WORK INSTRUCTIONS
Can the data below be set down again exactly, line for line?

------ LISTED RECORDS

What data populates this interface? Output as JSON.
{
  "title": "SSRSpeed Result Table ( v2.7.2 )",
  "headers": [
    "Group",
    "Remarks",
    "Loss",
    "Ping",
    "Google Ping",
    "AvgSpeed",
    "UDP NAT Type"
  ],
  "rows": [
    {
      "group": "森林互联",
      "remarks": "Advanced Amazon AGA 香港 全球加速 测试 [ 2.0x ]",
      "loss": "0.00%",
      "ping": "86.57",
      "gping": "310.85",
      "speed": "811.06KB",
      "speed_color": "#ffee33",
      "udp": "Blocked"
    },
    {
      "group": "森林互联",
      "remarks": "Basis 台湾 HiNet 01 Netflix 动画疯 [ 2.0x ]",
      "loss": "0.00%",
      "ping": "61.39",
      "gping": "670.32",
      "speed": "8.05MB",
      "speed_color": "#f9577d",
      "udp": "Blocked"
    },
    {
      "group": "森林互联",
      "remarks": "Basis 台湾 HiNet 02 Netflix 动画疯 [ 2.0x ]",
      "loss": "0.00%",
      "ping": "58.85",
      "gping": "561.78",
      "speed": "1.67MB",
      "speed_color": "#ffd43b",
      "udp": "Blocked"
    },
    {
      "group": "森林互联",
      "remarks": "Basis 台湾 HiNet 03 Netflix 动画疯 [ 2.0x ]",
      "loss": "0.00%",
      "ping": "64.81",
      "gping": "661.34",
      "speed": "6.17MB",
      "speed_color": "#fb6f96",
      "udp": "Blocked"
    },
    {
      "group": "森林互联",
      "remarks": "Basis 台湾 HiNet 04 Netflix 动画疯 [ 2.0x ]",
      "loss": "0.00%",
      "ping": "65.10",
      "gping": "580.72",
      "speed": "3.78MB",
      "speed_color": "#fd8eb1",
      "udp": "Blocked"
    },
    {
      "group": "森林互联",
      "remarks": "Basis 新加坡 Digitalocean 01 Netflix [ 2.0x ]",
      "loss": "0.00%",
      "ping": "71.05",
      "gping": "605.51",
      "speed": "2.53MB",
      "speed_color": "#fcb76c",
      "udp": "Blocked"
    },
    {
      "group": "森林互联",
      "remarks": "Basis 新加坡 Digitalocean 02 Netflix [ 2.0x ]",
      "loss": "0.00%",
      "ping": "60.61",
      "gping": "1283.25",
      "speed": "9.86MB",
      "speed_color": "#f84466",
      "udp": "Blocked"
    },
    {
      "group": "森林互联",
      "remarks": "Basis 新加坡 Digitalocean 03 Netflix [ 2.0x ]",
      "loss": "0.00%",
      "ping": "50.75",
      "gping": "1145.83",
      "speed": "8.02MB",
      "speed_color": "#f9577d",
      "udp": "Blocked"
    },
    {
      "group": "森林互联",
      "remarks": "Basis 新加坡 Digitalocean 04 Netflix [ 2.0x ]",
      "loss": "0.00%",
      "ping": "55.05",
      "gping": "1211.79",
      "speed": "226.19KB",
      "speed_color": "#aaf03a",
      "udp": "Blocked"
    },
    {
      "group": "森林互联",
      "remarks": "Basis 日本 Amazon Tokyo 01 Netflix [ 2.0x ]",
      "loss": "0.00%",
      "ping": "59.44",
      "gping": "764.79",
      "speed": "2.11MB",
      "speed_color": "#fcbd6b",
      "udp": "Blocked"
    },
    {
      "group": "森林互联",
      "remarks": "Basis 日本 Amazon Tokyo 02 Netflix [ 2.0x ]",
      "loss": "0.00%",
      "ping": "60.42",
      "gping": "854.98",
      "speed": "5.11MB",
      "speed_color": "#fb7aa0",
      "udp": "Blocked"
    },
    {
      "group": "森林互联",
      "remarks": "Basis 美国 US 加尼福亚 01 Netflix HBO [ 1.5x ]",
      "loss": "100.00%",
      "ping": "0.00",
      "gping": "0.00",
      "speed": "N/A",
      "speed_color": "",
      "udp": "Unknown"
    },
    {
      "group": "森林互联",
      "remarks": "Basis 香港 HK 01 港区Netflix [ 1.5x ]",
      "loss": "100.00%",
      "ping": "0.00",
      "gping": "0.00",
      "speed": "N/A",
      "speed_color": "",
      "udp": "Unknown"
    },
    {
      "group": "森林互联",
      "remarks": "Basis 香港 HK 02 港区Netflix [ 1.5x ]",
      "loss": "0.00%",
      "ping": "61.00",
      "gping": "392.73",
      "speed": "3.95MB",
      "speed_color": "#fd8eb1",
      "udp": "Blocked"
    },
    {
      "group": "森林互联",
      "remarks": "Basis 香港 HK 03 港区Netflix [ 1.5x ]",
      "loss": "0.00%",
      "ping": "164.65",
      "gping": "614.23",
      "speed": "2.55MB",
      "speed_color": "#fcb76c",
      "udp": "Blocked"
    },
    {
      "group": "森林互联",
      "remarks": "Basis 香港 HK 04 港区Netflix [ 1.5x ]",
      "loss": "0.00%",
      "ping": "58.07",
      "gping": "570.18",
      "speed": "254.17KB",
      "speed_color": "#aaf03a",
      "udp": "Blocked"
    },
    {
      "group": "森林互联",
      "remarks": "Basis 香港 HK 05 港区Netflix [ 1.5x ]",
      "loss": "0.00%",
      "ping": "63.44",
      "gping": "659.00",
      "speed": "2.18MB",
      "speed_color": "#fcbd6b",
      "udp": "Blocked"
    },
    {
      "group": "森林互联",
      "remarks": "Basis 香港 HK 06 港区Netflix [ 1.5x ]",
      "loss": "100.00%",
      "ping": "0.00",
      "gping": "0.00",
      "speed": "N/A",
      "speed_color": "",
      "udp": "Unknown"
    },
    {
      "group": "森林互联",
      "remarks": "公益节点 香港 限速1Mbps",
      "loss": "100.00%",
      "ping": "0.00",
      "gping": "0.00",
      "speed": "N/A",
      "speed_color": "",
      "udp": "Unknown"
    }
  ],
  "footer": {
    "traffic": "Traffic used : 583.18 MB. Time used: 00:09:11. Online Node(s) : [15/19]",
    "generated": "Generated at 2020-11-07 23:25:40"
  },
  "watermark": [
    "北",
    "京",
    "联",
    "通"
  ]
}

------------

RESPONSE TO THE TASK
What data populates this interface? Output as JSON.
{
  "title": "SSRSpeed Result Table ( v2.7.2 )",
  "headers": [
    "Group",
    "Remarks",
    "Loss",
    "Ping",
    "Google Ping",
    "AvgSpeed",
    "UDP NAT Type"
  ],
  "rows": [
    {
      "group": "森林互联",
      "remarks": "Advanced Amazon AGA 香港 全球加速 测试 [ 2.0x ]",
      "loss": "0.00%",
      "ping": "86.57",
      "gping": "310.85",
      "speed": "811.06KB",
      "speed_color": "#ffee33",
      "udp": "Blocked"
    },
    {
      "group": "森林互联",
      "remarks": "Basis 台湾 HiNet 01 Netflix 动画疯 [ 2.0x ]",
      "loss": "0.00%",
      "ping": "61.39",
      "gping": "670.32",
      "speed": "8.05MB",
      "speed_color": "#f9577d",
      "udp": "Blocked"
    },
    {
      "group": "森林互联",
      "remarks": "Basis 台湾 HiNet 02 Netflix 动画疯 [ 2.0x ]",
      "loss": "0.00%",
      "ping": "58.85",
      "gping": "561.78",
      "speed": "1.67MB",
      "speed_color": "#ffd43b",
      "udp": "Blocked"
    },
    {
      "group": "森林互联",
      "remarks": "Basis 台湾 HiNet 03 Netflix 动画疯 [ 2.0x ]",
      "loss": "0.00%",
      "ping": "64.81",
      "gping": "661.34",
      "speed": "6.17MB",
      "speed_color": "#fb6f96",
      "udp": "Blocked"
    },
    {
      "group": "森林互联",
      "remarks": "Basis 台湾 HiNet 04 Netflix 动画疯 [ 2.0x ]",
      "loss": "0.00%",
      "ping": "65.10",
      "gping": "580.72",
      "speed": "3.78MB",
      "speed_color": "#fd8eb1",
      "udp": "Blocked"
    },
    {
      "group": "森林互联",
      "remarks": "Basis 新加坡 Digitalocean 01 Netflix [ 2.0x ]",
      "loss": "0.00%",
      "ping": "71.05",
      "gping": "605.51",
      "speed": "2.53MB",
      "speed_color": "#fcb76c",
      "udp": "Blocked"
    },
    {
      "group": "森林互联",
      "remarks": "Basis 新加坡 Digitalocean 02 Netflix [ 2.0x ]",
      "loss": "0.00%",
      "ping": "60.61",
      "gping": "1283.25",
      "speed": "9.86MB",
      "speed_color": "#f84466",
      "udp": "Blocked"
    },
    {
      "group": "森林互联",
      "remarks": "Basis 新加坡 Digitalocean 03 Netflix [ 2.0x ]",
      "loss": "0.00%",
      "ping": "50.75",
      "gping": "1145.83",
      "speed": "8.02MB",
      "speed_color": "#f9577d",
      "udp": "Blocked"
    },
    {
      "group": "森林互联",
      "remarks": "Basis 新加坡 Digitalocean 04 Netflix [ 2.0x ]",
      "loss": "0.00%",
      "ping": "55.05",
      "gping": "1211.79",
      "speed": "226.19KB",
      "speed_color": "#aaf03a",
      "udp": "Blocked"
    },
    {
      "group": "森林互联",
      "remarks": "Basis 日本 Amazon Tokyo 01 Netflix [ 2.0x ]",
      "loss": "0.00%",
      "ping": "59.44",
      "gping": "764.79",
      "speed": "2.11MB",
      "speed_color": "#fcbd6b",
      "udp": "Blocked"
    },
    {
      "group": "森林互联",
      "remarks": "Basis 日本 Amazon Tokyo 02 Netflix [ 2.0x ]",
      "loss": "0.00%",
      "ping": "60.42",
      "gping": "854.98",
      "speed": "5.11MB",
      "speed_color": "#fb7aa0",
      "udp": "Blocked"
    },
    {
      "group": "森林互联",
      "remarks": "Basis 美国 US 加尼福亚 01 Netflix HBO [ 1.5x ]",
      "loss": "100.00%",
      "ping": "0.00",
      "gping": "0.00",
      "speed": "N/A",
      "speed_color": "",
      "udp": "Unknown"
    },
    {
      "group": "森林互联",
      "remarks": "Basis 香港 HK 01 港区Netflix [ 1.5x ]",
      "loss": "100.00%",
      "ping": "0.00",
      "gping": "0.00",
      "speed": "N/A",
      "speed_color": "",
      "udp": "Unknown"
    },
    {
      "group": "森林互联",
      "remarks": "Basis 香港 HK 02 港区Netflix [ 1.5x ]",
      "loss": "0.00%",
      "ping": "61.00",
      "gping": "392.73",
      "speed": "3.95MB",
      "speed_color": "#fd8eb1",
      "udp": "Blocked"
    },
    {
      "group": "森林互联",
      "remarks": "Basis 香港 HK 03 港区Netflix [ 1.5x ]",
      "loss": "0.00%",
      "ping": "164.65",
      "gping": "614.23",
      "speed": "2.55MB",
      "speed_color": "#fcb76c",
      "udp": "Blocked"
    },
    {
      "group": "森林互联",
      "remarks": "Basis 香港 HK 04 港区Netflix [ 1.5x ]",
      "loss": "0.00%",
      "ping": "58.07",
      "gping": "570.18",
      "speed": "254.17KB",
      "speed_color": "#aaf03a",
      "udp": "Blocked"
    },
    {
      "group": "森林互联",
      "remarks": "Basis 香港 HK 05 港区Netflix [ 1.5x ]",
      "loss": "0.00%",
      "ping": "63.44",
      "gping": "659.00",
      "speed": "2.18MB",
      "speed_color": "#fcbd6b",
      "udp": "Blocked"
    },
    {
      "group": "森林互联",
      "remarks": "Basis 香港 HK 06 港区Netflix [ 1.5x ]",
      "loss": "100.00%",
      "ping": "0.00",
      "gping": "0.00",
      "speed": "N/A",
      "speed_color": "",
      "udp": "Unknown"
    },
    {
      "group": "森林互联",
      "remarks": "公益节点 香港 限速1Mbps",
      "loss": "100.00%",
      "ping": "0.00",
      "gping": "0.00",
      "speed": "N/A",
      "speed_color": "",
      "udp": "Unknown"
    }
  ],
  "footer": {
    "traffic": "Traffic used : 583.18 MB. Time used: 00:09:11. Online Node(s) : [15/19]",
    "generated": "Generated at 2020-11-07 23:25:40"
  },
  "watermark": [
    "北",
    "京",
    "联",
    "通"
  ]
}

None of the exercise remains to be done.